_Task objective_
Where does the string "butyl" appear in the records? Copy every line that contains it.

(Data entries)
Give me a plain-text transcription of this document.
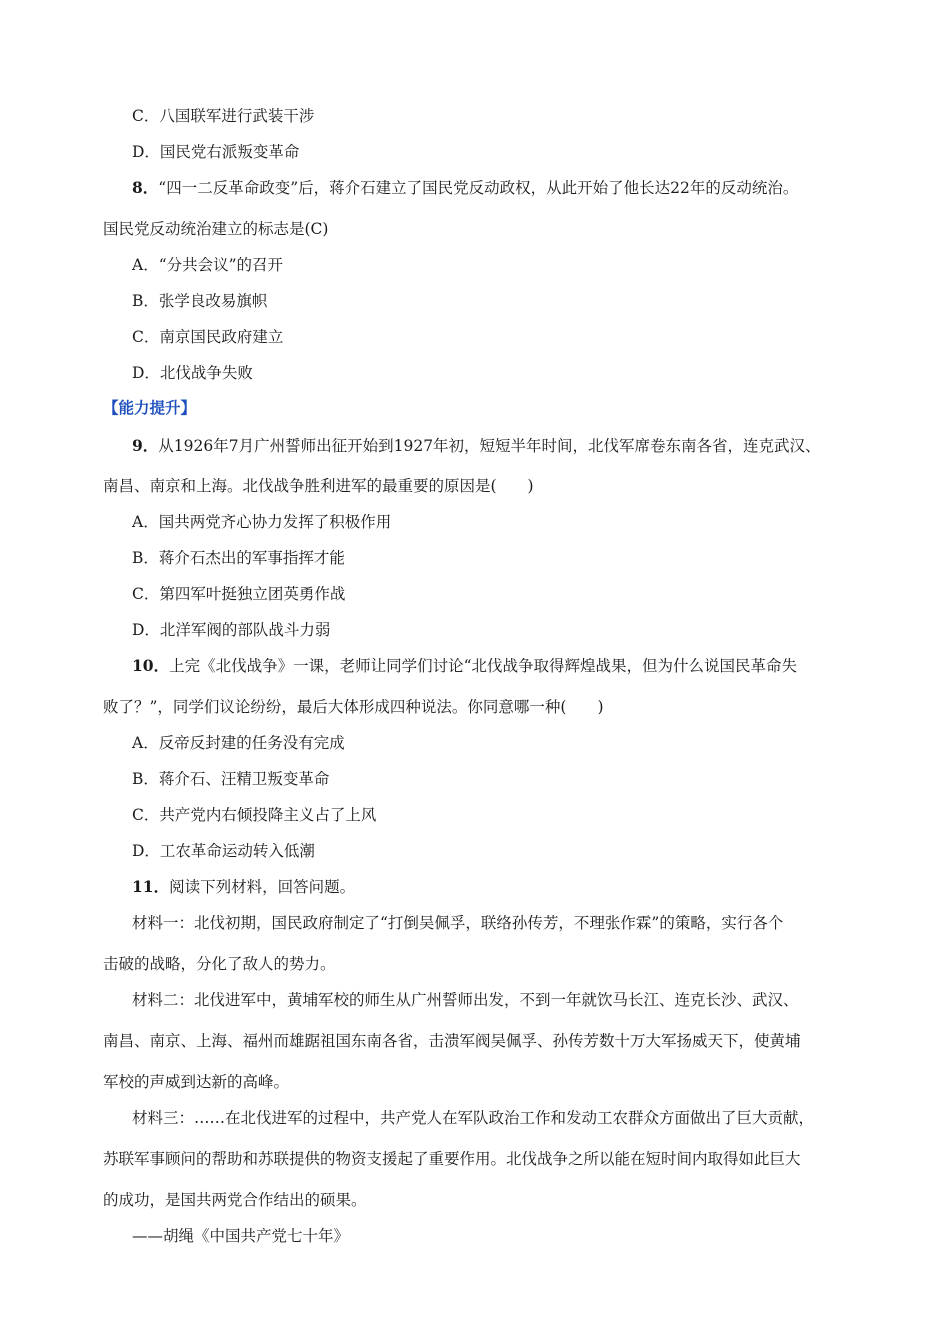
C．八国联军进行武装干涉
D．国民党右派叛变革命
8．“四一二反革命政变”后，蒋介石建立了国民党反动政权，从此开始了他长达22年的反动统治。
国民党反动统治建立的标志是(C)
A．“分共会议”的召开
B．张学良改易旗帜
C．南京国民政府建立
D．北伐战争失败
【能力提升】
9．从1926年7月广州誓师出征开始到1927年初，短短半年时间，北伐军席卷东南各省，连克武汉、
南昌、南京和上海。北伐战争胜利进军的最重要的原因是(　　)
A．国共两党齐心协力发挥了积极作用
B．蒋介石杰出的军事指挥才能
C．第四军叶挺独立团英勇作战
D．北洋军阀的部队战斗力弱
10．上完《北伐战争》一课，老师让同学们讨论“北伐战争取得辉煌战果，但为什么说国民革命失
败了？”，同学们议论纷纷，最后大体形成四种说法。你同意哪一种(　　)
A．反帝反封建的任务没有完成
B．蒋介石、汪精卫叛变革命
C．共产党内右倾投降主义占了上风
D．工农革命运动转入低潮
11．阅读下列材料，回答问题。
材料一：北伐初期，国民政府制定了“打倒吴佩孚，联络孙传芳，不理张作霖”的策略，实行各个
击破的战略，分化了敌人的势力。
材料二：北伐进军中，黄埔军校的师生从广州誓师出发，不到一年就饮马长江、连克长沙、武汉、
南昌、南京、上海、福州而雄踞祖国东南各省，击溃军阀吴佩孚、孙传芳数十万大军扬威天下，使黄埔
军校的声威到达新的高峰。
材料三：……在北伐进军的过程中，共产党人在军队政治工作和发动工农群众方面做出了巨大贡献，
苏联军事顾问的帮助和苏联提供的物资支援起了重要作用。北伐战争之所以能在短时间内取得如此巨大
的成功，是国共两党合作结出的硕果。
——胡绳《中国共产党七十年》
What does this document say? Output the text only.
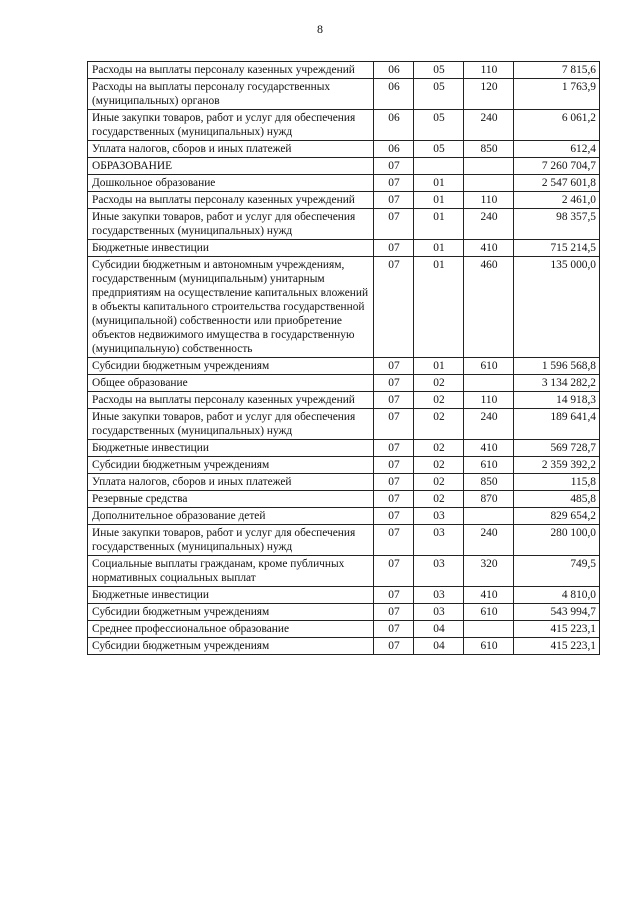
8
Расходы на выплаты персоналу казенных учреждений	06	05	110	7 815,6
Расходы на выплаты персоналу государственных (муниципальных) органов	06	05	120	1 763,9
Иные закупки товаров, работ и услуг для обеспечения государственных (муниципальных) нужд	06	05	240	6 061,2
Уплата налогов, сборов и иных платежей	06	05	850	612,4
ОБРАЗОВАНИЕ	07			7 260 704,7
Дошкольное образование	07	01		2 547 601,8
Расходы на выплаты персоналу казенных учреждений	07	01	110	2 461,0
Иные закупки товаров, работ и услуг для обеспечения государственных (муниципальных) нужд	07	01	240	98 357,5
Бюджетные инвестиции	07	01	410	715 214,5
Субсидии бюджетным и автономным учреждениям, государственным (муниципальным) унитарным предприятиям на осуществление капитальных вложений в объекты капитального строительства государственной (муниципальной) собственности или приобретение объектов недвижимого имущества в государственную (муниципальную) собственность	07	01	460	135 000,0
Субсидии бюджетным учреждениям	07	01	610	1 596 568,8
Общее образование	07	02		3 134 282,2
Расходы на выплаты персоналу казенных учреждений	07	02	110	14 918,3
Иные закупки товаров, работ и услуг для обеспечения государственных (муниципальных) нужд	07	02	240	189 641,4
Бюджетные инвестиции	07	02	410	569 728,7
Субсидии бюджетным учреждениям	07	02	610	2 359 392,2
Уплата налогов, сборов и иных платежей	07	02	850	115,8
Резервные средства	07	02	870	485,8
Дополнительное образование детей	07	03		829 654,2
Иные закупки товаров, работ и услуг для обеспечения государственных (муниципальных) нужд	07	03	240	280 100,0
Социальные выплаты гражданам, кроме публичных нормативных социальных выплат	07	03	320	749,5
Бюджетные инвестиции	07	03	410	4 810,0
Субсидии бюджетным учреждениям	07	03	610	543 994,7
Среднее профессиональное образование	07	04		415 223,1
Субсидии бюджетным учреждениям	07	04	610	415 223,1
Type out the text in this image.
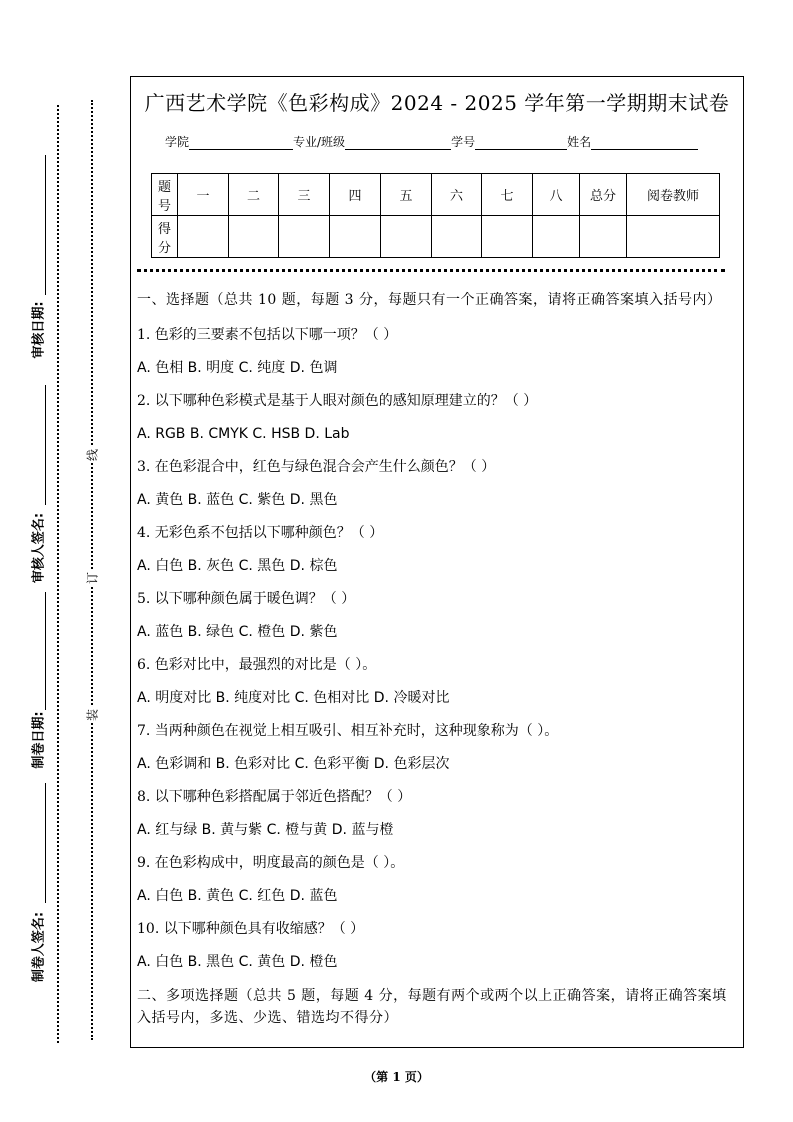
审核日期:
审核人签名:
制卷日期:
制卷人签名:
线
订
装
广西艺术学院《色彩构成》2024 - 2025 学年第一学期期末试卷
学院	专业/班级	学号	姓名
题号	一	二	三	四	五	六	七	八	总分	阅卷教师
得分										
一、选择题（总共 10 题，每题 3 分，每题只有一个正确答案，请将正确答案填入括号内）
1. 色彩的三要素不包括以下哪一项？（ ）
A. 色相 B. 明度 C. 纯度 D. 色调
2. 以下哪种色彩模式是基于人眼对颜色的感知原理建立的？（ ）
A. RGB B. CMYK C. HSB D. Lab
3. 在色彩混合中，红色与绿色混合会产生什么颜色？（ ）
A. 黄色 B. 蓝色 C. 紫色 D. 黑色
4. 无彩色系不包括以下哪种颜色？（ ）
A. 白色 B. 灰色 C. 黑色 D. 棕色
5. 以下哪种颜色属于暖色调？（ ）
A. 蓝色 B. 绿色 C. 橙色 D. 紫色
6. 色彩对比中，最强烈的对比是（ ）。
A. 明度对比 B. 纯度对比 C. 色相对比 D. 冷暖对比
7. 当两种颜色在视觉上相互吸引、相互补充时，这种现象称为（ ）。
A. 色彩调和 B. 色彩对比 C. 色彩平衡 D. 色彩层次
8. 以下哪种色彩搭配属于邻近色搭配？（ ）
A. 红与绿 B. 黄与紫 C. 橙与黄 D. 蓝与橙
9. 在色彩构成中，明度最高的颜色是（ ）。
A. 白色 B. 黄色 C. 红色 D. 蓝色
10. 以下哪种颜色具有收缩感？（ ）
A. 白色 B. 黑色 C. 黄色 D. 橙色
二、多项选择题（总共 5 题，每题 4 分，每题有两个或两个以上正确答案，请将正确答案填入括号内，多选、少选、错选均不得分）
（第 1 页）
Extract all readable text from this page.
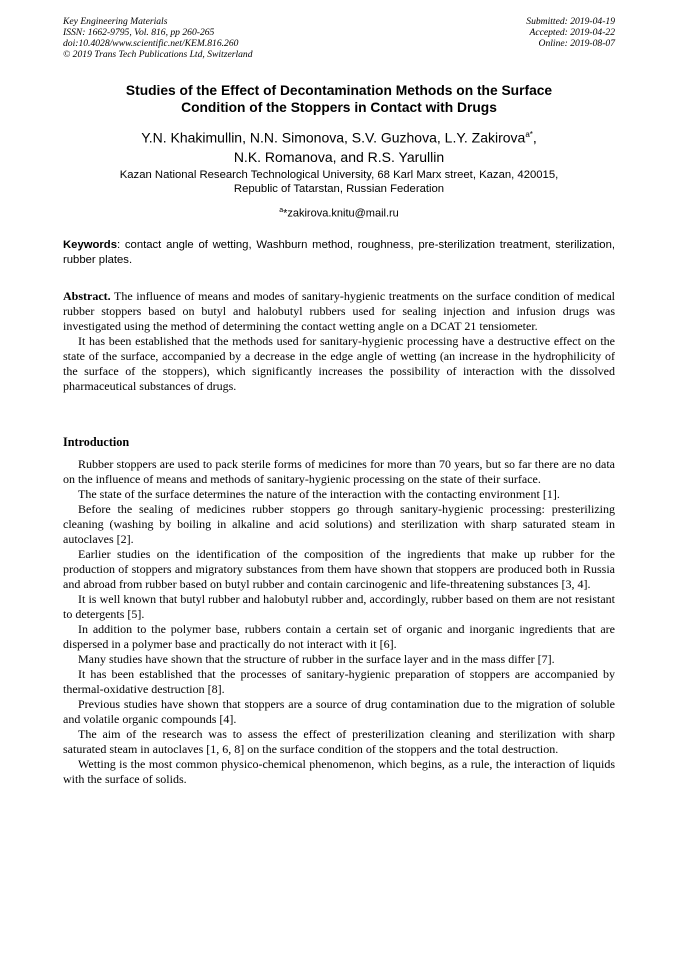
Key Engineering Materials
ISSN: 1662-9795, Vol. 816, pp 260-265
doi:10.4028/www.scientific.net/KEM.816.260
© 2019 Trans Tech Publications Ltd, Switzerland
Submitted: 2019-04-19
Accepted: 2019-04-22
Online: 2019-08-07
Studies of the Effect of Decontamination Methods on the Surface
Condition of the Stoppers in Contact with Drugs
Y.N. Khakimullin, N.N. Simonova, S.V. Guzhova, L.Y. Zakirova$^{a*}$,
N.K. Romanova, and R.S. Yarullin
Kazan National Research Technological University, 68 Karl Marx street, Kazan, 420015,
Republic of Tatarstan, Russian Federation
$^a$*zakirova.knitu@mail.ru
Keywords: contact angle of wetting, Washburn method, roughness, pre-sterilization treatment, sterilization, rubber plates.

Abstract. The influence of means and modes of sanitary-hygienic treatments on the surface condition of medical rubber stoppers based on butyl and halobutyl rubbers used for sealing injection and infusion drugs was investigated using the method of determining the contact wetting angle on a DCAT 21 tensiometer.

It has been established that the methods used for sanitary-hygienic processing have a destructive effect on the state of the surface, accompanied by a decrease in the edge angle of wetting (an increase in the hydrophilicity of the surface of the stoppers), which significantly increases the possibility of interaction with the dissolved pharmaceutical substances of drugs.

Introduction

Rubber stoppers are used to pack sterile forms of medicines for more than 70 years, but so far there are no data on the influence of means and methods of sanitary-hygienic processing on the state of their surface.

The state of the surface determines the nature of the interaction with the contacting environment [1].

Before the sealing of medicines rubber stoppers go through sanitary-hygienic processing: presterilizing cleaning (washing by boiling in alkaline and acid solutions) and sterilization with sharp saturated steam in autoclaves [2].

Earlier studies on the identification of the composition of the ingredients that make up rubber for the production of stoppers and migratory substances from them have shown that stoppers are produced both in Russia and abroad from rubber based on butyl rubber and contain carcinogenic and life-threatening substances [3, 4].

It is well known that butyl rubber and halobutyl rubber and, accordingly, rubber based on them are not resistant to detergents [5].

In addition to the polymer base, rubbers contain a certain set of organic and inorganic ingredients that are dispersed in a polymer base and practically do not interact with it [6].

Many studies have shown that the structure of rubber in the surface layer and in the mass differ [7].

It has been established that the processes of sanitary-hygienic preparation of stoppers are accompanied by thermal-oxidative destruction [8].

Previous studies have shown that stoppers are a source of drug contamination due to the migration of soluble and volatile organic compounds [4].

The aim of the research was to assess the effect of presterilization cleaning and sterilization with sharp saturated steam in autoclaves [1, 6, 8] on the surface condition of the stoppers and the total destruction.

Wetting is the most common physico-chemical phenomenon, which begins, as a rule, the interaction of liquids with the surface of solids.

_Expected output_
Abstract. The influence of means and modes of sanitary-hygienic treatments on the surface condition of medical rubber stoppers based on butyl and halobutyl rubbers used for sealing injection and infusion drugs was investigated using the method of determining the contact wetting angle on a DCAT 21 tensiometer.
Earlier studies on the identification of the composition of the ingredients that make up rubber for the production of stoppers and migratory substances from them have shown that stoppers are produced both in Russia and abroad from rubber based on butyl rubber and contain carcinogenic and life-threatening substances [3, 4].
It is well known that butyl rubber and halobutyl rubber and, accordingly, rubber based on them are not resistant to detergents [5].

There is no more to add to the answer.